# Data provided start
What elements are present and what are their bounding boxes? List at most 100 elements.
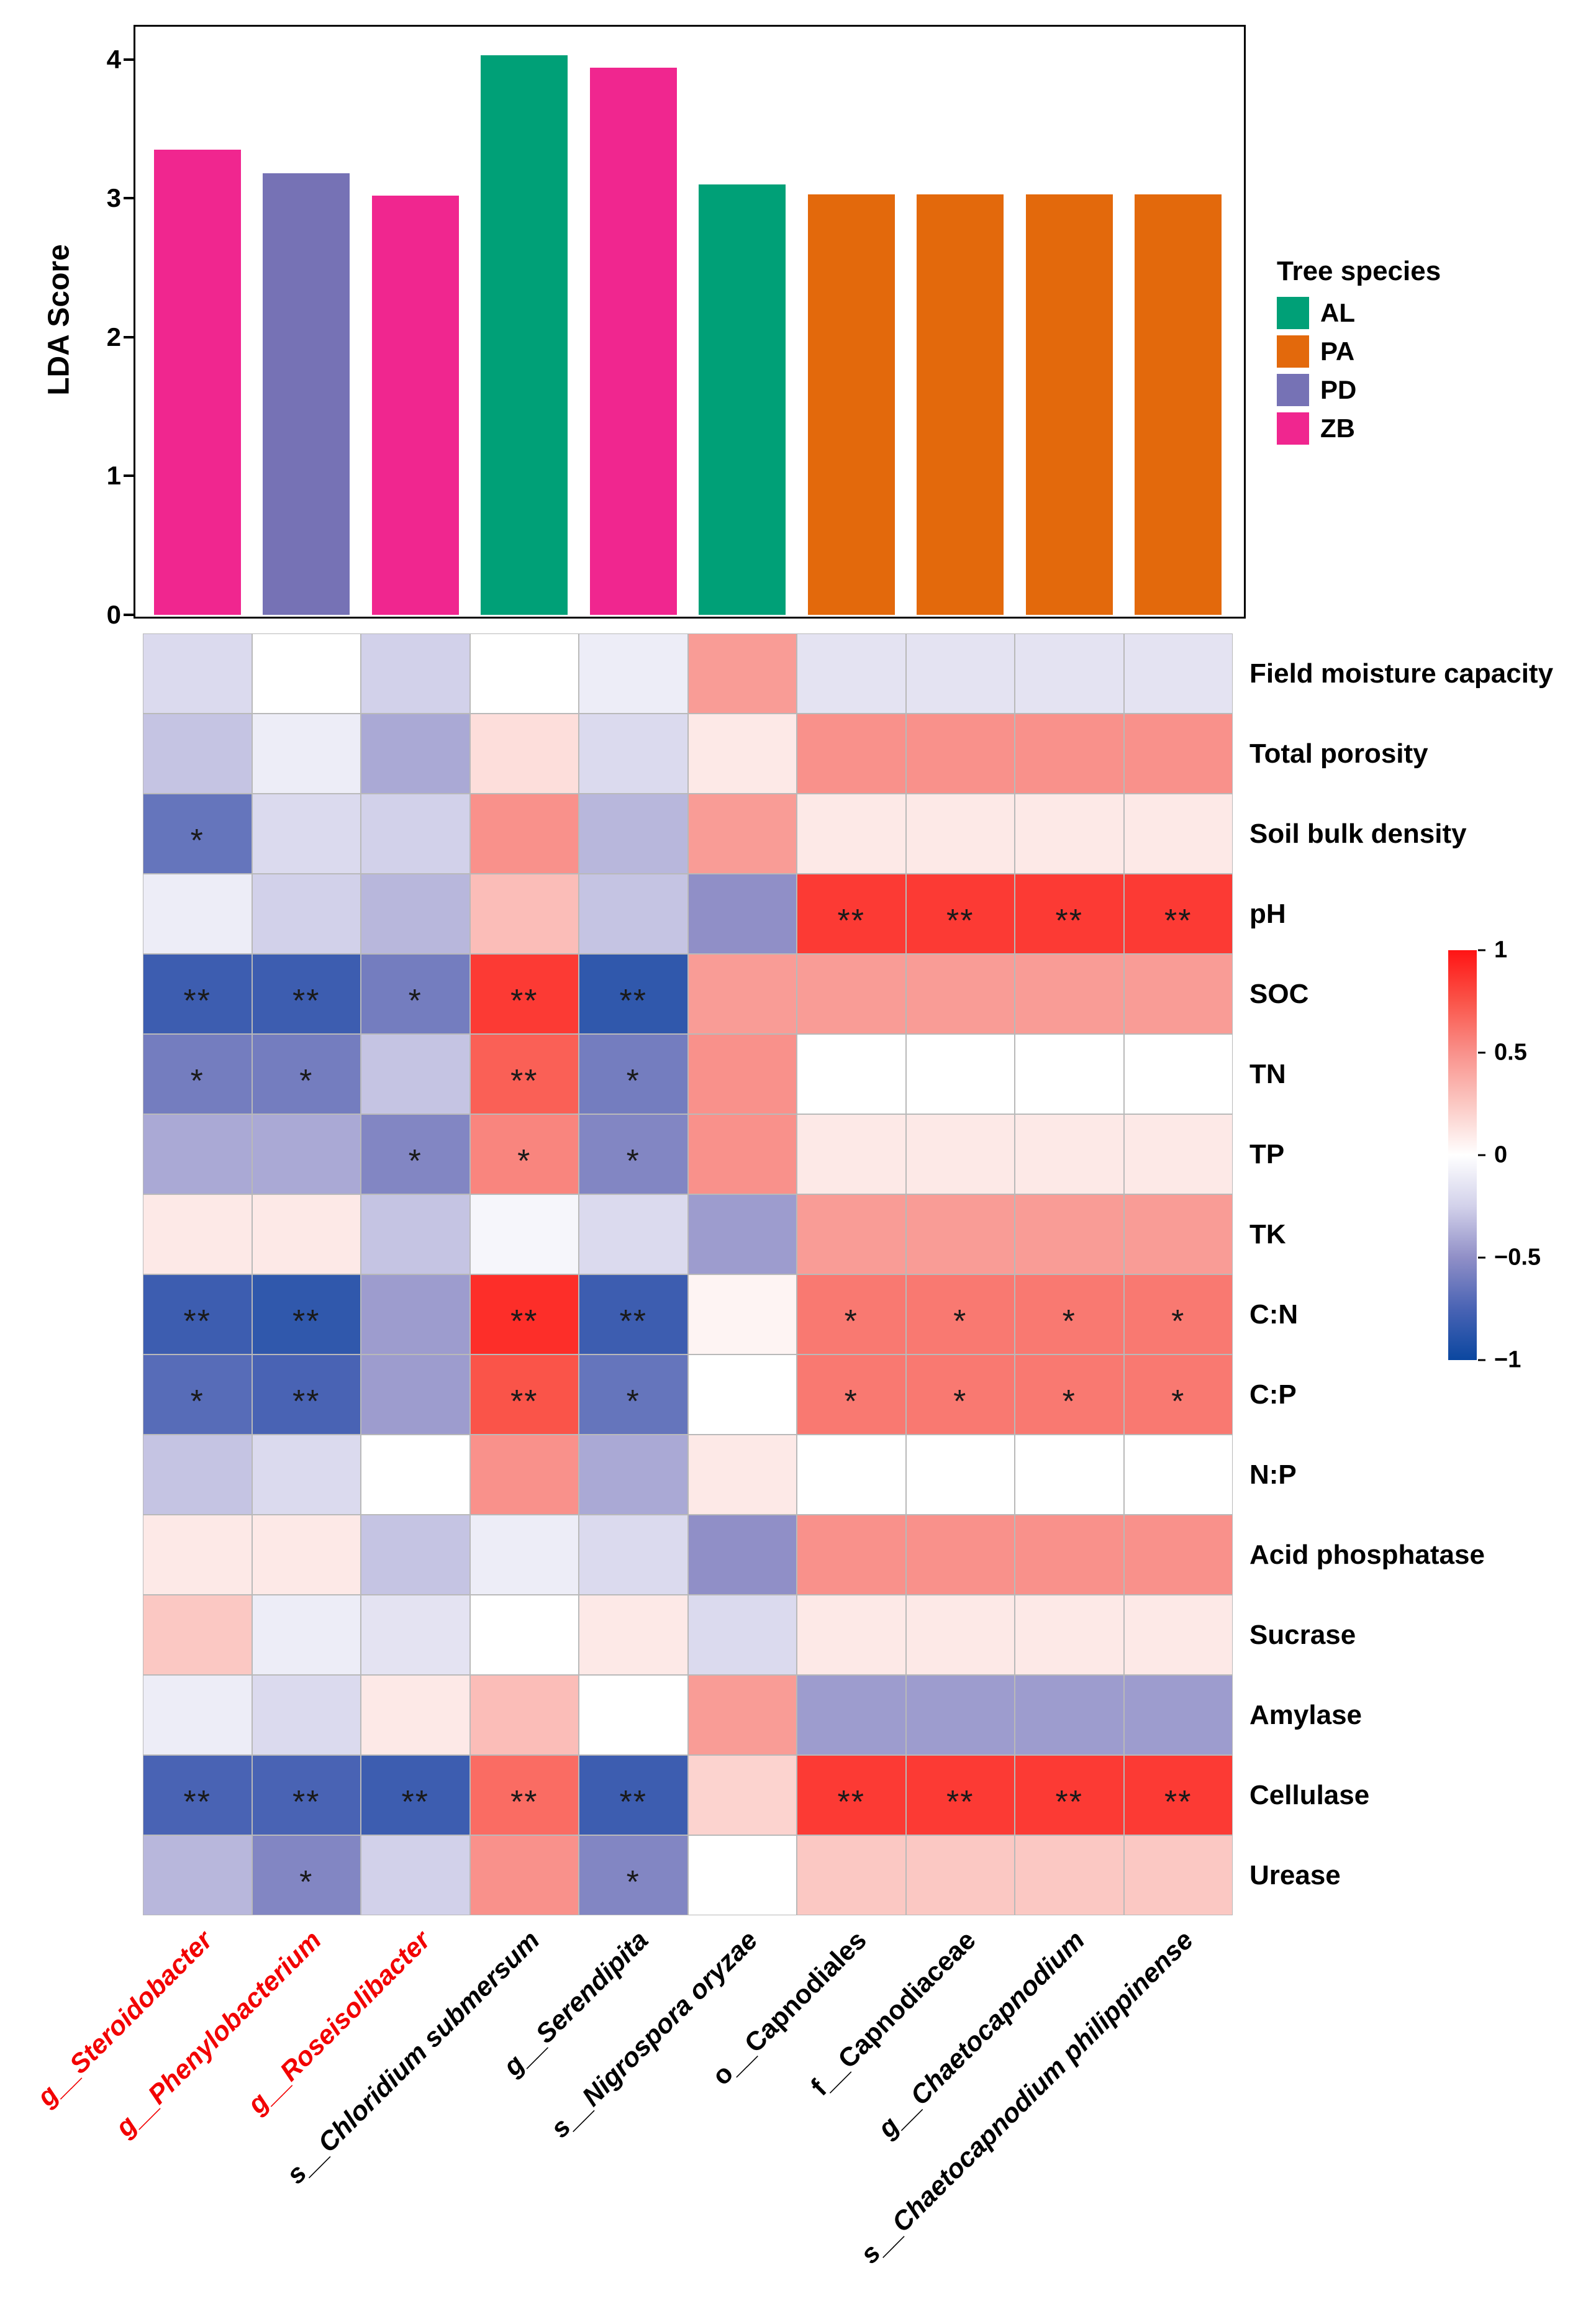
significance-marker: ** xyxy=(619,1303,647,1340)
heatmap-cell xyxy=(797,1435,906,1515)
legend-entry: PA xyxy=(1277,335,1441,368)
heatmap-cell xyxy=(687,1595,797,1675)
heatmap-cell xyxy=(687,1435,797,1515)
heatmap-cell xyxy=(143,1595,252,1675)
y-axis-tick-label: 4 xyxy=(106,44,121,74)
heatmap-row-label: Amylase xyxy=(1249,1699,1362,1730)
heatmap-cell xyxy=(797,794,906,874)
heatmap-cell xyxy=(361,1595,470,1675)
heatmap-cell: ** xyxy=(252,1755,361,1835)
y-axis-tick-mark xyxy=(124,58,134,61)
heatmap-cell: * xyxy=(1123,1354,1233,1435)
heatmap-cell xyxy=(1123,794,1233,874)
heatmap-cell xyxy=(687,1354,797,1435)
lda-bar xyxy=(699,184,786,615)
lda-bar xyxy=(917,194,1004,615)
heatmap-cell xyxy=(1123,1435,1233,1515)
heatmap-cell: ** xyxy=(143,1755,252,1835)
heatmap-cell xyxy=(1015,954,1124,1034)
y-axis-tick-label: 3 xyxy=(106,183,121,213)
heatmap-row-label: Soil bulk density xyxy=(1249,818,1467,849)
heatmap-cell xyxy=(469,1835,579,1915)
heatmap-cell xyxy=(579,1595,688,1675)
heatmap-cell xyxy=(905,954,1015,1034)
significance-marker: ** xyxy=(837,1784,865,1820)
heatmap-cell: ** xyxy=(1123,1755,1233,1835)
heatmap-cell: ** xyxy=(469,1034,579,1114)
heatmap-row-label: Sucrase xyxy=(1249,1619,1356,1650)
heatmap-cell xyxy=(361,633,470,714)
heatmap-cell xyxy=(1015,714,1124,794)
heatmap-cell xyxy=(687,1194,797,1274)
heatmap-cell xyxy=(252,1114,361,1194)
heatmap-cell xyxy=(579,1435,688,1515)
heatmap-cell xyxy=(252,1595,361,1675)
heatmap-cell: ** xyxy=(1123,874,1233,954)
y-axis-tick-label: 1 xyxy=(106,461,121,491)
significance-marker: * xyxy=(299,1063,314,1099)
legend-color-swatch xyxy=(1277,412,1309,445)
heatmap-cell xyxy=(579,794,688,874)
heatmap-cell: * xyxy=(579,1114,688,1194)
y-axis-title: LDA Score xyxy=(42,244,76,396)
legend-entry-label: ZB xyxy=(1320,414,1355,443)
heatmap-cell: * xyxy=(579,1354,688,1435)
heatmap-cell xyxy=(361,1435,470,1515)
significance-marker: ** xyxy=(183,1784,211,1820)
significance-marker: * xyxy=(517,1143,532,1179)
heatmap-cell xyxy=(687,1835,797,1915)
heatmap-row-label: TP xyxy=(1249,1138,1285,1169)
heatmap-cell xyxy=(1015,794,1124,874)
heatmap-cell: * xyxy=(143,794,252,874)
heatmap-cell xyxy=(905,1675,1015,1755)
heatmap-cell xyxy=(905,794,1015,874)
heatmap-cell xyxy=(1015,1515,1124,1595)
heatmap-cell xyxy=(797,1835,906,1915)
heatmap-cell xyxy=(1015,1114,1124,1194)
heatmap-cell xyxy=(361,1034,470,1114)
heatmap-cell xyxy=(1123,1675,1233,1755)
legend-entry: ZB xyxy=(1277,412,1441,445)
heatmap-cell xyxy=(469,1515,579,1595)
heatmap-cell xyxy=(143,1515,252,1595)
heatmap-row-label: SOC xyxy=(1249,978,1309,1009)
legend-entry-label: PA xyxy=(1320,337,1355,366)
significance-marker: * xyxy=(953,1383,968,1420)
significance-marker: ** xyxy=(510,1383,538,1420)
legend-color-swatch xyxy=(1277,374,1309,406)
heatmap-column-label: g__Steroidobacter xyxy=(31,1925,219,2112)
y-axis-tick-mark xyxy=(124,335,134,338)
heatmap-cell xyxy=(687,794,797,874)
heatmap-cell xyxy=(1015,1675,1124,1755)
heatmap-column-label: s__Nigrospora oryzae xyxy=(545,1925,764,2144)
significance-marker: ** xyxy=(510,1784,538,1820)
heatmap-row-label: C:P xyxy=(1249,1379,1297,1410)
heatmap-cell xyxy=(1123,1835,1233,1915)
heatmap-cell xyxy=(469,633,579,714)
heatmap-cell xyxy=(687,1274,797,1354)
heatmap-row-label: pH xyxy=(1249,898,1286,929)
significance-marker: ** xyxy=(1055,1784,1083,1820)
significance-marker: * xyxy=(190,1383,204,1420)
heatmap-cell: ** xyxy=(579,954,688,1034)
colorbar-tick-mark xyxy=(1478,949,1485,951)
heatmap-cell: * xyxy=(905,1274,1015,1354)
heatmap-cell xyxy=(797,1194,906,1274)
heatmap-cell xyxy=(361,1354,470,1435)
heatmap-row-label: Total porosity xyxy=(1249,738,1428,769)
heatmap-cell xyxy=(797,954,906,1034)
heatmap-cell xyxy=(469,1435,579,1515)
legend-entries: AL PA PD ZB xyxy=(1277,297,1441,445)
heatmap-cell xyxy=(361,794,470,874)
heatmap-cell: * xyxy=(252,1034,361,1114)
heatmap-cell xyxy=(143,1675,252,1755)
heatmap-cell xyxy=(469,1194,579,1274)
colorbar-tick-label: −1 xyxy=(1494,1346,1521,1373)
colorbar-tick-label: 0.5 xyxy=(1494,1039,1527,1066)
heatmap-cell xyxy=(252,1435,361,1515)
heatmap-cell xyxy=(579,633,688,714)
lda-bar xyxy=(153,150,241,615)
significance-marker: ** xyxy=(292,1784,320,1820)
heatmap-cell: * xyxy=(797,1274,906,1354)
# Data provided end
What is asked
Turn the lines above into a Markdown table with the columns "Row" and "Line", numbering each row and leaving out blank lines. Begin at the line that has "significance-marker: ** xyxy=(619,1303,647,1340)" and stop after the line that has "y-axis-tick-mark xyxy=(124,58,134,61)".

Exercise result
| Row | Line |
|---|---|
| 1 | significance-marker: ** xyxy=(619,1303,647,1340) |
| 2 | heatmap-cell xyxy=(797,1435,906,1515) |
| 3 | legend-entry: PA xyxy=(1277,335,1441,368) |
| 4 | heatmap-cell xyxy=(687,1595,797,1675) |
| 5 | heatmap-cell xyxy=(687,1435,797,1515) |
| 6 | heatmap-cell xyxy=(143,1595,252,1675) |
| 7 | y-axis-tick-label: 4 xyxy=(106,44,121,74) |
| 8 | heatmap-row-label: Amylase xyxy=(1249,1699,1362,1730) |
| 9 | heatmap-cell xyxy=(797,794,906,874) |
| 10 | heatmap-cell xyxy=(361,1595,470,1675) |
| 11 | heatmap-cell: ** xyxy=(252,1755,361,1835) |
| 12 | y-axis-tick-mark xyxy=(124,58,134,61) |